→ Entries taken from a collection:
··········

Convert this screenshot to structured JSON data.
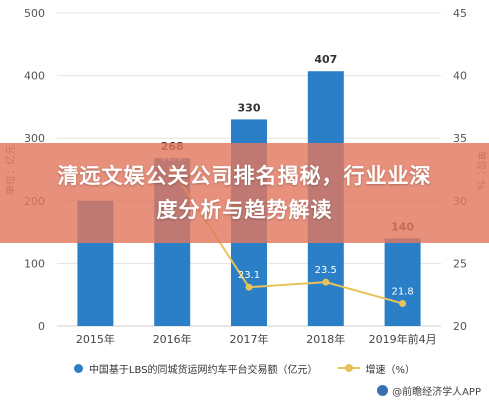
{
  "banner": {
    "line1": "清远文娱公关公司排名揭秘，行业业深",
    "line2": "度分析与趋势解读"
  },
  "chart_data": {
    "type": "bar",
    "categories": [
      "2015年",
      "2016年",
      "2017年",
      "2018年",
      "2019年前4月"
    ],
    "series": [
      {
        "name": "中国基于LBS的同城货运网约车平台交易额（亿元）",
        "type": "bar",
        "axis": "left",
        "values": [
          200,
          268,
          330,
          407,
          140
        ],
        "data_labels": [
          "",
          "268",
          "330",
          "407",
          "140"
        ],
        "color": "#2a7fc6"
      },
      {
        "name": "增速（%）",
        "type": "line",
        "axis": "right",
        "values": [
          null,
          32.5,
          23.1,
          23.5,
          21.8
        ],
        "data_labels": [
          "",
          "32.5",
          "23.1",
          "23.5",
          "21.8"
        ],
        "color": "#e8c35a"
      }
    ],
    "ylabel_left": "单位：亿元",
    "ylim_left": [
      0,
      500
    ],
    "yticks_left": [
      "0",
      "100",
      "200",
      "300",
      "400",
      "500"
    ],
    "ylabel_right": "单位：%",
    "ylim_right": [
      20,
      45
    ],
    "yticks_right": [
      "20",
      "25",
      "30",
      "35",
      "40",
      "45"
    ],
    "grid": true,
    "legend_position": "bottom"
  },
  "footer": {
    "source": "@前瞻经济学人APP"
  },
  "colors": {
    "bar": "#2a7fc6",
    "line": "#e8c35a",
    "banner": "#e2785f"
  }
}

··········

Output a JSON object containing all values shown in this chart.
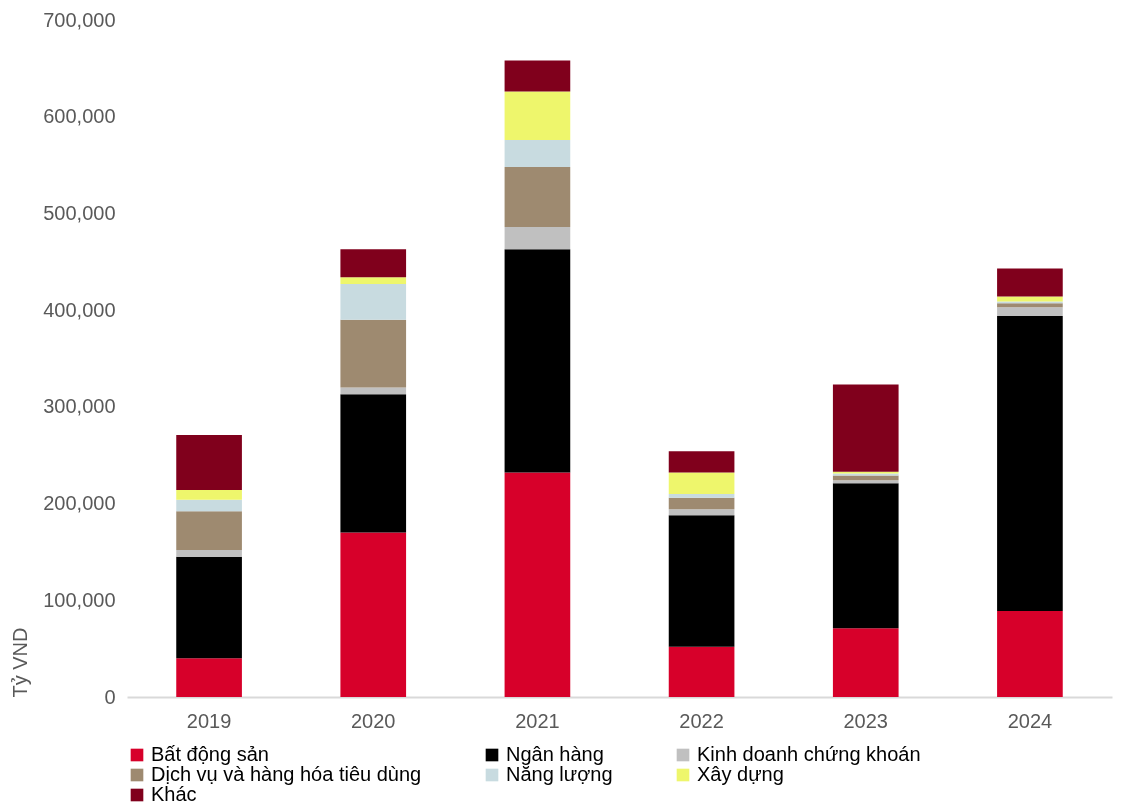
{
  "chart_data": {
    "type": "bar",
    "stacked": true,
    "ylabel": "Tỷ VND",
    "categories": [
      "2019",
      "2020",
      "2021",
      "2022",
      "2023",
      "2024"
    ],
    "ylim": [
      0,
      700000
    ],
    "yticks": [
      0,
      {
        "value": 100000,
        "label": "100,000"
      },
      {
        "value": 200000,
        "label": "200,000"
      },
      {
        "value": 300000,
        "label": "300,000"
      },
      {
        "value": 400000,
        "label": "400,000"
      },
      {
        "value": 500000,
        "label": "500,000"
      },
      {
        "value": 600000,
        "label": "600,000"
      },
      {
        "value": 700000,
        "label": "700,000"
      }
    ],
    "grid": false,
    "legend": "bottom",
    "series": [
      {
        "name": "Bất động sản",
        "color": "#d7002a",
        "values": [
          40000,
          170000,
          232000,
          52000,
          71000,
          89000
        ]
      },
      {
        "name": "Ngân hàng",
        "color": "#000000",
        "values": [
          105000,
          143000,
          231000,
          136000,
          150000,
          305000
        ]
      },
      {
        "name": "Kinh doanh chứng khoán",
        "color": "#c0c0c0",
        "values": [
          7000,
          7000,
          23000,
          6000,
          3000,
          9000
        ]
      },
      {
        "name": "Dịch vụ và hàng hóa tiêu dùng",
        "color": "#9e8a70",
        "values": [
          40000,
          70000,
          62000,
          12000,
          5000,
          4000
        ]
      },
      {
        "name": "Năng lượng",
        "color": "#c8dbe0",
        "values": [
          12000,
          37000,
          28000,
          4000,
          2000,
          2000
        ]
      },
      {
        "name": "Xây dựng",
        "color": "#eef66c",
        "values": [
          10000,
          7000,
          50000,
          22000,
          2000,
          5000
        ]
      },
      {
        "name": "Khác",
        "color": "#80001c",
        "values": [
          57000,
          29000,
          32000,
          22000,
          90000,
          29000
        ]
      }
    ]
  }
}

··········

→ Exercise brief: How many lines in the records above contain the word "hàng"? Reply with the number alone.

→ Output of the exercise: 2